── Material provided

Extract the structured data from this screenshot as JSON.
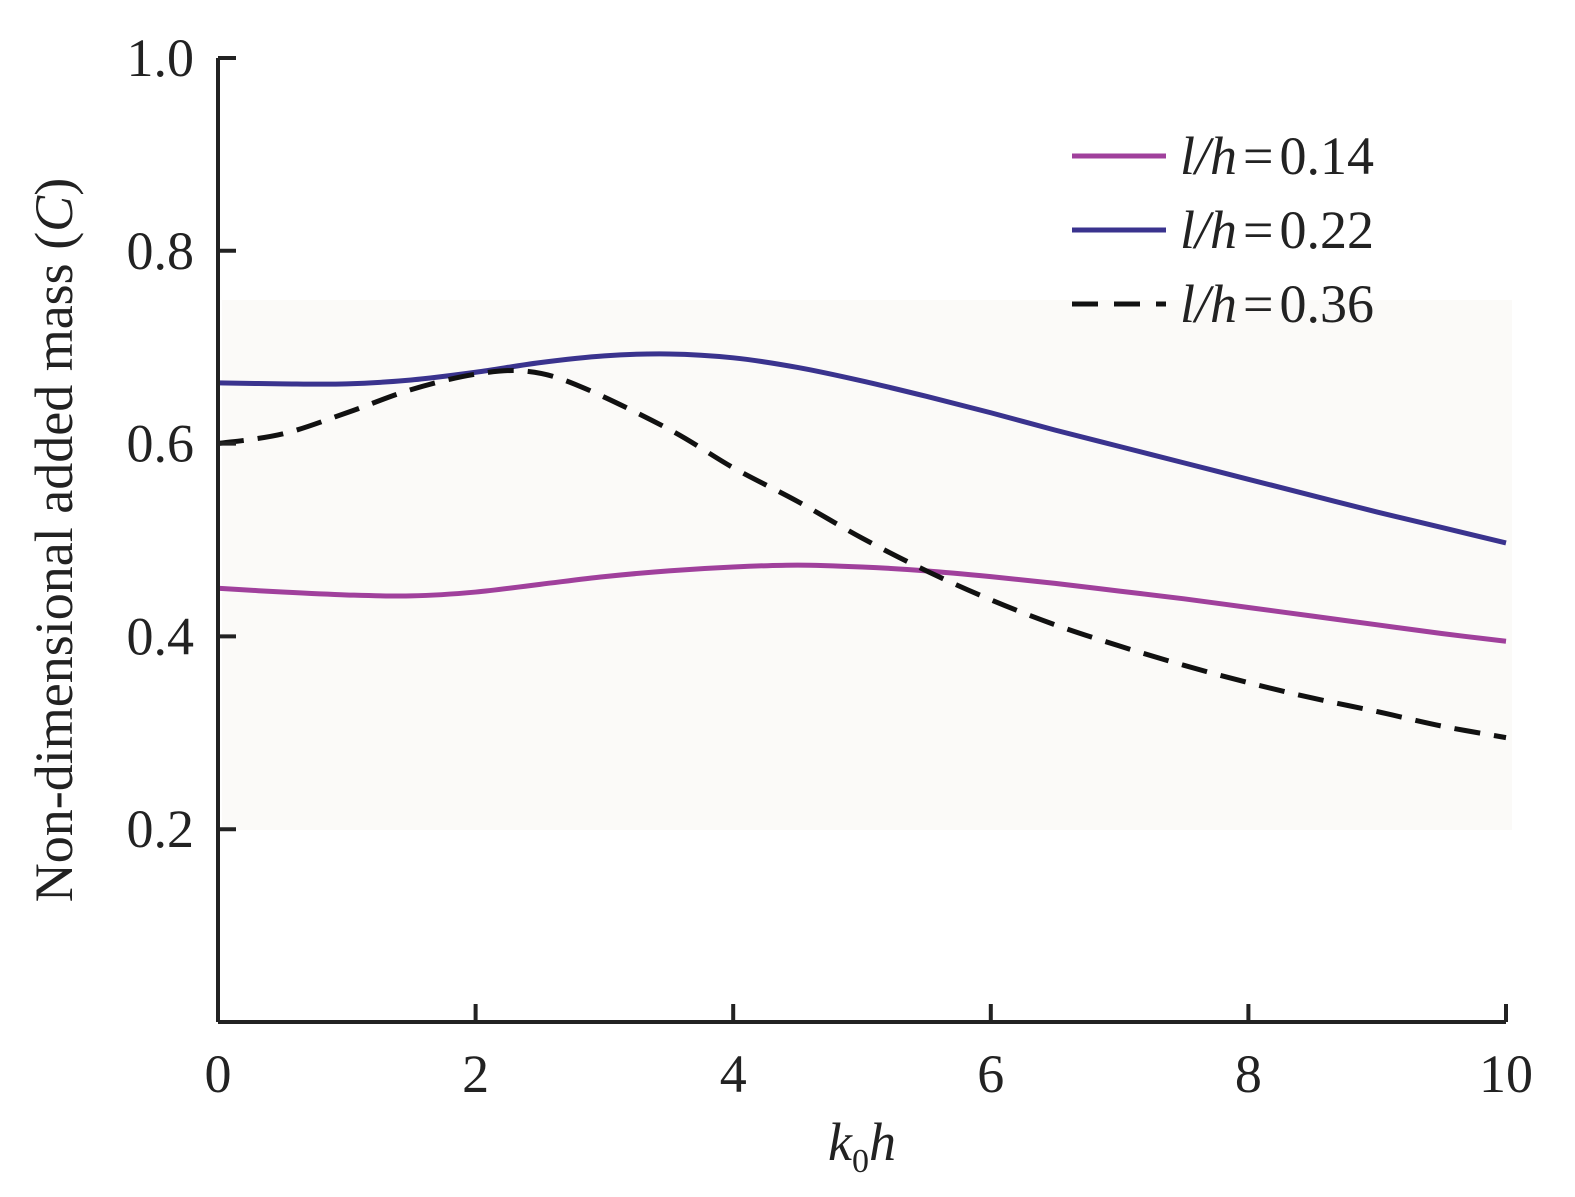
{
  "chart_data": {
    "type": "line",
    "xlabel": "k0h",
    "xlabel_parts": {
      "base": "k",
      "subscript": "0",
      "tail": "h"
    },
    "ylabel": "Non-dimensional added mass (C)",
    "ylabel_parts": {
      "main": "Non-dimensional added mass (",
      "var": "C",
      "close": ")"
    },
    "xlim": [
      0,
      10
    ],
    "ylim": [
      0,
      1.0
    ],
    "x_ticks": [
      "0",
      "2",
      "4",
      "6",
      "8",
      "10"
    ],
    "y_ticks": [
      "0.2",
      "0.4",
      "0.6",
      "0.8",
      "1.0"
    ],
    "grid": false,
    "legend_position": "top-right",
    "series": [
      {
        "name": "l/h = 0.14",
        "label_var": "l/h",
        "label_eq": "=",
        "label_val": "0.14",
        "color": "#a0409c",
        "dash": "solid",
        "x": [
          0,
          0.5,
          1,
          1.5,
          2,
          2.5,
          3,
          3.5,
          4,
          4.5,
          5,
          5.5,
          6,
          6.5,
          7,
          7.5,
          8,
          8.5,
          9,
          9.5,
          10
        ],
        "y": [
          0.45,
          0.446,
          0.443,
          0.442,
          0.446,
          0.454,
          0.462,
          0.468,
          0.472,
          0.474,
          0.472,
          0.468,
          0.462,
          0.455,
          0.447,
          0.439,
          0.43,
          0.421,
          0.412,
          0.403,
          0.395
        ]
      },
      {
        "name": "l/h = 0.22",
        "label_var": "l/h",
        "label_eq": "=",
        "label_val": "0.22",
        "color": "#3a338e",
        "dash": "solid",
        "x": [
          0,
          0.5,
          1,
          1.5,
          2,
          2.5,
          3,
          3.5,
          4,
          4.5,
          5,
          5.5,
          6,
          6.5,
          7,
          7.5,
          8,
          8.5,
          9,
          9.5,
          10
        ],
        "y": [
          0.663,
          0.662,
          0.662,
          0.666,
          0.674,
          0.684,
          0.691,
          0.693,
          0.689,
          0.679,
          0.665,
          0.649,
          0.632,
          0.614,
          0.597,
          0.58,
          0.563,
          0.546,
          0.529,
          0.513,
          0.497
        ]
      },
      {
        "name": "l/h = 0.36",
        "label_var": "l/h",
        "label_eq": "=",
        "label_val": "0.36",
        "color": "#111111",
        "dash": "dashed",
        "x": [
          0,
          0.5,
          1,
          1.5,
          2,
          2.4,
          2.8,
          3.5,
          4,
          4.5,
          5,
          5.5,
          6,
          6.5,
          7,
          7.5,
          8,
          8.5,
          9,
          9.5,
          10
        ],
        "y": [
          0.6,
          0.61,
          0.632,
          0.656,
          0.672,
          0.675,
          0.66,
          0.615,
          0.575,
          0.54,
          0.502,
          0.468,
          0.438,
          0.412,
          0.39,
          0.37,
          0.352,
          0.336,
          0.322,
          0.307,
          0.295
        ]
      }
    ]
  }
}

────

# Short problem
Output the entries above exactly. Drop the pictures.

# Response to the exercise
Extract the structured data from this screenshot as JSON.
{
  "chart_data": {
    "type": "line",
    "xlabel": "k0h",
    "xlabel_parts": {
      "base": "k",
      "subscript": "0",
      "tail": "h"
    },
    "ylabel": "Non-dimensional added mass (C)",
    "ylabel_parts": {
      "main": "Non-dimensional added mass (",
      "var": "C",
      "close": ")"
    },
    "xlim": [
      0,
      10
    ],
    "ylim": [
      0,
      1.0
    ],
    "x_ticks": [
      "0",
      "2",
      "4",
      "6",
      "8",
      "10"
    ],
    "y_ticks": [
      "0.2",
      "0.4",
      "0.6",
      "0.8",
      "1.0"
    ],
    "grid": false,
    "legend_position": "top-right",
    "series": [
      {
        "name": "l/h = 0.14",
        "label_var": "l/h",
        "label_eq": "=",
        "label_val": "0.14",
        "color": "#a0409c",
        "dash": "solid",
        "x": [
          0,
          0.5,
          1,
          1.5,
          2,
          2.5,
          3,
          3.5,
          4,
          4.5,
          5,
          5.5,
          6,
          6.5,
          7,
          7.5,
          8,
          8.5,
          9,
          9.5,
          10
        ],
        "y": [
          0.45,
          0.446,
          0.443,
          0.442,
          0.446,
          0.454,
          0.462,
          0.468,
          0.472,
          0.474,
          0.472,
          0.468,
          0.462,
          0.455,
          0.447,
          0.439,
          0.43,
          0.421,
          0.412,
          0.403,
          0.395
        ]
      },
      {
        "name": "l/h = 0.22",
        "label_var": "l/h",
        "label_eq": "=",
        "label_val": "0.22",
        "color": "#3a338e",
        "dash": "solid",
        "x": [
          0,
          0.5,
          1,
          1.5,
          2,
          2.5,
          3,
          3.5,
          4,
          4.5,
          5,
          5.5,
          6,
          6.5,
          7,
          7.5,
          8,
          8.5,
          9,
          9.5,
          10
        ],
        "y": [
          0.663,
          0.662,
          0.662,
          0.666,
          0.674,
          0.684,
          0.691,
          0.693,
          0.689,
          0.679,
          0.665,
          0.649,
          0.632,
          0.614,
          0.597,
          0.58,
          0.563,
          0.546,
          0.529,
          0.513,
          0.497
        ]
      },
      {
        "name": "l/h = 0.36",
        "label_var": "l/h",
        "label_eq": "=",
        "label_val": "0.36",
        "color": "#111111",
        "dash": "dashed",
        "x": [
          0,
          0.5,
          1,
          1.5,
          2,
          2.4,
          2.8,
          3.5,
          4,
          4.5,
          5,
          5.5,
          6,
          6.5,
          7,
          7.5,
          8,
          8.5,
          9,
          9.5,
          10
        ],
        "y": [
          0.6,
          0.61,
          0.632,
          0.656,
          0.672,
          0.675,
          0.66,
          0.615,
          0.575,
          0.54,
          0.502,
          0.468,
          0.438,
          0.412,
          0.39,
          0.37,
          0.352,
          0.336,
          0.322,
          0.307,
          0.295
        ]
      }
    ]
  }
}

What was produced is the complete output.